Would you repeat the listing exactly but omit every picture?

### Recorded data:
......

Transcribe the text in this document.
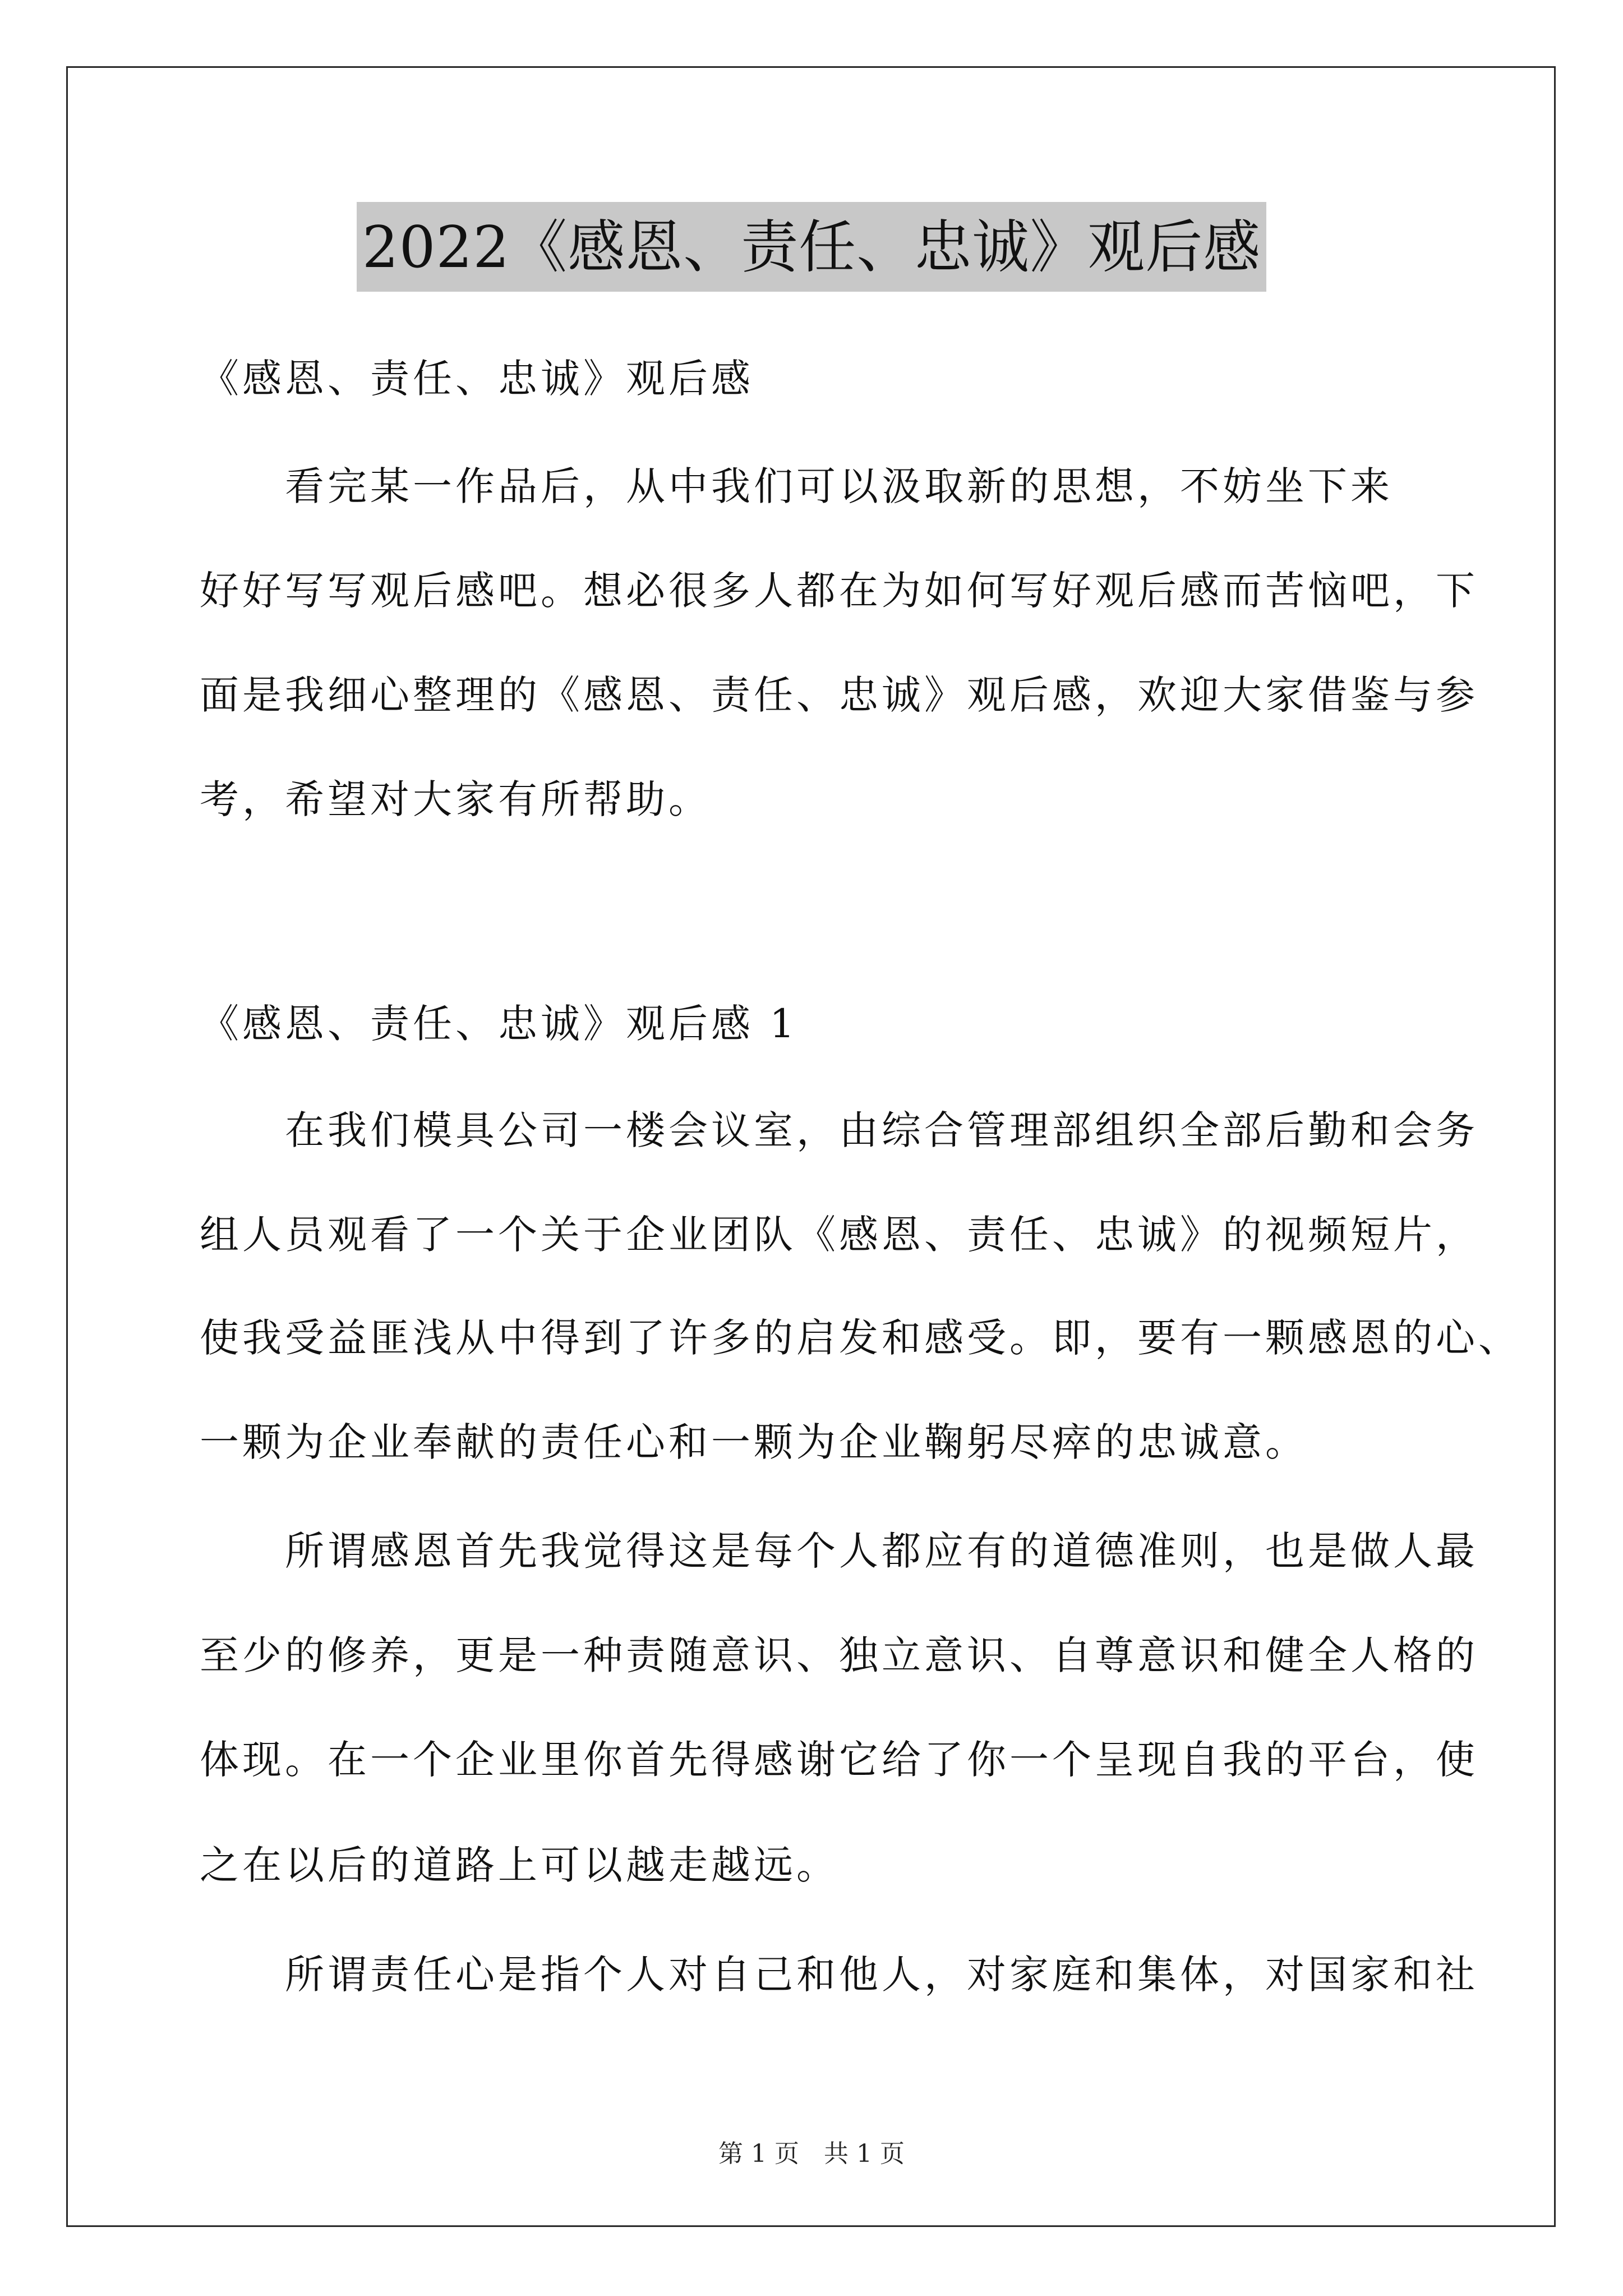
2022《感恩、责任、忠诚》观后感
《感恩、责任、忠诚》观后感
　　看完某一作品后，从中我们可以汲取新的思想，不妨坐下来
好好写写观后感吧。想必很多人都在为如何写好观后感而苦恼吧，下
面是我细心整理的《感恩、责任、忠诚》观后感，欢迎大家借鉴与参
考，希望对大家有所帮助。
《感恩、责任、忠诚》观后感 1
　　在我们模具公司一楼会议室，由综合管理部组织全部后勤和会务
组人员观看了一个关于企业团队《感恩、责任、忠诚》的视频短片，
使我受益匪浅从中得到了许多的启发和感受。即，要有一颗感恩的心、
一颗为企业奉献的责任心和一颗为企业鞠躬尽瘁的忠诚意。
　　所谓感恩首先我觉得这是每个人都应有的道德准则，也是做人最
至少的修养，更是一种责随意识、独立意识、自尊意识和健全人格的
体现。在一个企业里你首先得感谢它给了你一个呈现自我的平台，使
之在以后的道路上可以越走越远。
　　所谓责任心是指个人对自己和他人，对家庭和集体，对国家和社
第 1 页　共 1 页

......

### THE SOLUTION:
Transcribe the text in this document.
2022《感恩、责任、忠诚》观后感
《感恩、责任、忠诚》观后感
　　看完某一作品后，从中我们可以汲取新的思想，不妨坐下来
好好写写观后感吧。想必很多人都在为如何写好观后感而苦恼吧，下
面是我细心整理的《感恩、责任、忠诚》观后感，欢迎大家借鉴与参
考，希望对大家有所帮助。
《感恩、责任、忠诚》观后感 1
　　在我们模具公司一楼会议室，由综合管理部组织全部后勤和会务
组人员观看了一个关于企业团队《感恩、责任、忠诚》的视频短片，
使我受益匪浅从中得到了许多的启发和感受。即，要有一颗感恩的心、
一颗为企业奉献的责任心和一颗为企业鞠躬尽瘁的忠诚意。
　　所谓感恩首先我觉得这是每个人都应有的道德准则，也是做人最
至少的修养，更是一种责随意识、独立意识、自尊意识和健全人格的
体现。在一个企业里你首先得感谢它给了你一个呈现自我的平台，使
之在以后的道路上可以越走越远。
　　所谓责任心是指个人对自己和他人，对家庭和集体，对国家和社
第 1 页　共 1 页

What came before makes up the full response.